[Extracted data entries]
****************

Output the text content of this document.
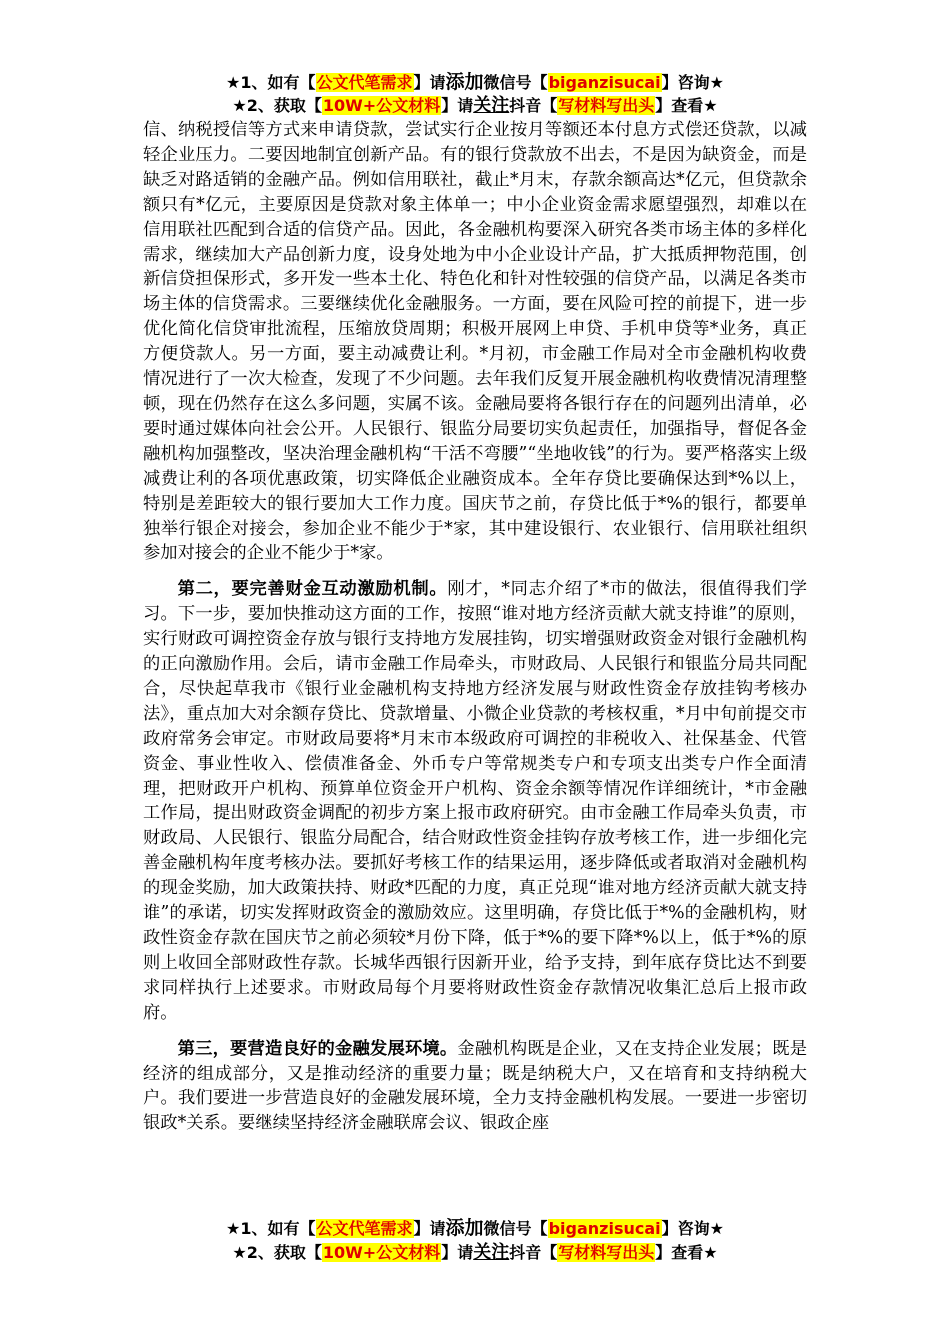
★1、如有【公文代笔需求】请添加微信号【biganzisucai】咨询★
★2、获取【10W+公文材料】请关注抖音【写材料写出头】查看★

信、纳税授信等方式来申请贷款，尝试实行企业按月等额还本付息方式偿还贷款，以减轻企业压力。二要因地制宜创新产品。有的银行贷款放不出去，不是因为缺资金，而是缺乏对路适销的金融产品。例如信用联社，截止*月末，存款余额高达*亿元，但贷款余额只有*亿元，主要原因是贷款对象主体单一；中小企业资金需求愿望强烈，却难以在信用联社匹配到合适的信贷产品。因此，各金融机构要深入研究各类市场主体的多样化需求，继续加大产品创新力度，设身处地为中小企业设计产品，扩大抵质押物范围，创新信贷担保形式，多开发一些本土化、特色化和针对性较强的信贷产品，以满足各类市场主体的信贷需求。三要继续优化金融服务。一方面，要在风险可控的前提下，进一步优化简化信贷审批流程，压缩放贷周期；积极开展网上申贷、手机申贷等*业务，真正方便贷款人。另一方面，要主动减费让利。*月初，市金融工作局对全市金融机构收费情况进行了一次大检查，发现了不少问题。去年我们反复开展金融机构收费情况清理整顿，现在仍然存在这么多问题，实属不该。金融局要将各银行存在的问题列出清单，必要时通过媒体向社会公开。人民银行、银监分局要切实负起责任，加强指导，督促各金融机构加强整改，坚决治理金融机构“干活不弯腰”“坐地收钱”的行为。要严格落实上级减费让利的各项优惠政策，切实降低企业融资成本。全年存贷比要确保达到*%以上，特别是差距较大的银行要加大工作力度。国庆节之前，存贷比低于*%的银行，都要单独举行银企对接会，参加企业不能少于*家，其中建设银行、农业银行、信用联社组织参加对接会的企业不能少于*家。

第二，要完善财金互动激励机制。刚才，*同志介绍了*市的做法，很值得我们学习。下一步，要加快推动这方面的工作，按照“谁对地方经济贡献大就支持谁”的原则，实行财政可调控资金存放与银行支持地方发展挂钩，切实增强财政资金对银行金融机构的正向激励作用。会后，请市金融工作局牵头，市财政局、人民银行和银监分局共同配合，尽快起草我市《银行业金融机构支持地方经济发展与财政性资金存放挂钩考核办法》，重点加大对余额存贷比、贷款增量、小微企业贷款的考核权重，*月中旬前提交市政府常务会审定。市财政局要将*月末市本级政府可调控的非税收入、社保基金、代管资金、事业性收入、偿债准备金、外币专户等常规类专户和专项支出类专户作全面清理，把财政开户机构、预算单位资金开户机构、资金余额等情况作详细统计，*市金融工作局，提出财政资金调配的初步方案上报市政府研究。由市金融工作局牵头负责，市财政局、人民银行、银监分局配合，结合财政性资金挂钩存放考核工作，进一步细化完善金融机构年度考核办法。要抓好考核工作的结果运用，逐步降低或者取消对金融机构的现金奖励，加大政策扶持、财政*匹配的力度，真正兑现“谁对地方经济贡献大就支持谁”的承诺，切实发挥财政资金的激励效应。这里明确，存贷比低于*%的金融机构，财政性资金存款在国庆节之前必须较*月份下降，低于*%的要下降*%以上，低于*%的原则上收回全部财政性存款。长城华西银行因新开业，给予支持，到年底存贷比达不到要求同样执行上述要求。市财政局每个月要将财政性资金存款情况收集汇总后上报市政府。

第三，要营造良好的金融发展环境。金融机构既是企业，又在支持企业发展；既是经济的组成部分，又是推动经济的重要力量；既是纳税大户，又在培育和支持纳税大户。我们要进一步营造良好的金融发展环境，全力支持金融机构发展。一要进一步密切银政*关系。要继续坚持经济金融联席会议、银政企座

★1、如有【公文代笔需求】请添加微信号【biganzisucai】咨询★
★2、获取【10W+公文材料】请关注抖音【写材料写出头】查看★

****************

**TASK TO CARRY OUT**. Exclude all images and restate the records above word for word.

**ANSWER FOR THIS EXERCISE**.
Output the text content of this document.
★1、如有【公文代笔需求】请添加微信号【biganzisucai】咨询★
★2、获取【10W+公文材料】请关注抖音【写材料写出头】查看★

信、纳税授信等方式来申请贷款，尝试实行企业按月等额还本付息方式偿还贷款，以减轻企业压力。二要因地制宜创新产品。有的银行贷款放不出去，不是因为缺资金，而是缺乏对路适销的金融产品。例如信用联社，截止*月末，存款余额高达*亿元，但贷款余额只有*亿元，主要原因是贷款对象主体单一；中小企业资金需求愿望强烈，却难以在信用联社匹配到合适的信贷产品。因此，各金融机构要深入研究各类市场主体的多样化需求，继续加大产品创新力度，设身处地为中小企业设计产品，扩大抵质押物范围，创新信贷担保形式，多开发一些本土化、特色化和针对性较强的信贷产品，以满足各类市场主体的信贷需求。三要继续优化金融服务。一方面，要在风险可控的前提下，进一步优化简化信贷审批流程，压缩放贷周期；积极开展网上申贷、手机申贷等*业务，真正方便贷款人。另一方面，要主动减费让利。*月初，市金融工作局对全市金融机构收费情况进行了一次大检查，发现了不少问题。去年我们反复开展金融机构收费情况清理整顿，现在仍然存在这么多问题，实属不该。金融局要将各银行存在的问题列出清单，必要时通过媒体向社会公开。人民银行、银监分局要切实负起责任，加强指导，督促各金融机构加强整改，坚决治理金融机构“干活不弯腰”“坐地收钱”的行为。要严格落实上级减费让利的各项优惠政策，切实降低企业融资成本。全年存贷比要确保达到*%以上，特别是差距较大的银行要加大工作力度。国庆节之前，存贷比低于*%的银行，都要单独举行银企对接会，参加企业不能少于*家，其中建设银行、农业银行、信用联社组织参加对接会的企业不能少于*家。

第二，要完善财金互动激励机制。刚才，*同志介绍了*市的做法，很值得我们学习。下一步，要加快推动这方面的工作，按照“谁对地方经济贡献大就支持谁”的原则，实行财政可调控资金存放与银行支持地方发展挂钩，切实增强财政资金对银行金融机构的正向激励作用。会后，请市金融工作局牵头，市财政局、人民银行和银监分局共同配合，尽快起草我市《银行业金融机构支持地方经济发展与财政性资金存放挂钩考核办法》，重点加大对余额存贷比、贷款增量、小微企业贷款的考核权重，*月中旬前提交市政府常务会审定。市财政局要将*月末市本级政府可调控的非税收入、社保基金、代管资金、事业性收入、偿债准备金、外币专户等常规类专户和专项支出类专户作全面清理，把财政开户机构、预算单位资金开户机构、资金余额等情况作详细统计，*市金融工作局，提出财政资金调配的初步方案上报市政府研究。由市金融工作局牵头负责，市财政局、人民银行、银监分局配合，结合财政性资金挂钩存放考核工作，进一步细化完善金融机构年度考核办法。要抓好考核工作的结果运用，逐步降低或者取消对金融机构的现金奖励，加大政策扶持、财政*匹配的力度，真正兑现“谁对地方经济贡献大就支持谁”的承诺，切实发挥财政资金的激励效应。这里明确，存贷比低于*%的金融机构，财政性资金存款在国庆节之前必须较*月份下降，低于*%的要下降*%以上，低于*%的原则上收回全部财政性存款。长城华西银行因新开业，给予支持，到年底存贷比达不到要求同样执行上述要求。市财政局每个月要将财政性资金存款情况收集汇总后上报市政府。

第三，要营造良好的金融发展环境。金融机构既是企业，又在支持企业发展；既是经济的组成部分，又是推动经济的重要力量；既是纳税大户，又在培育和支持纳税大户。我们要进一步营造良好的金融发展环境，全力支持金融机构发展。一要进一步密切银政*关系。要继续坚持经济金融联席会议、银政企座

★1、如有【公文代笔需求】请添加微信号【biganzisucai】咨询★
★2、获取【10W+公文材料】请关注抖音【写材料写出头】查看★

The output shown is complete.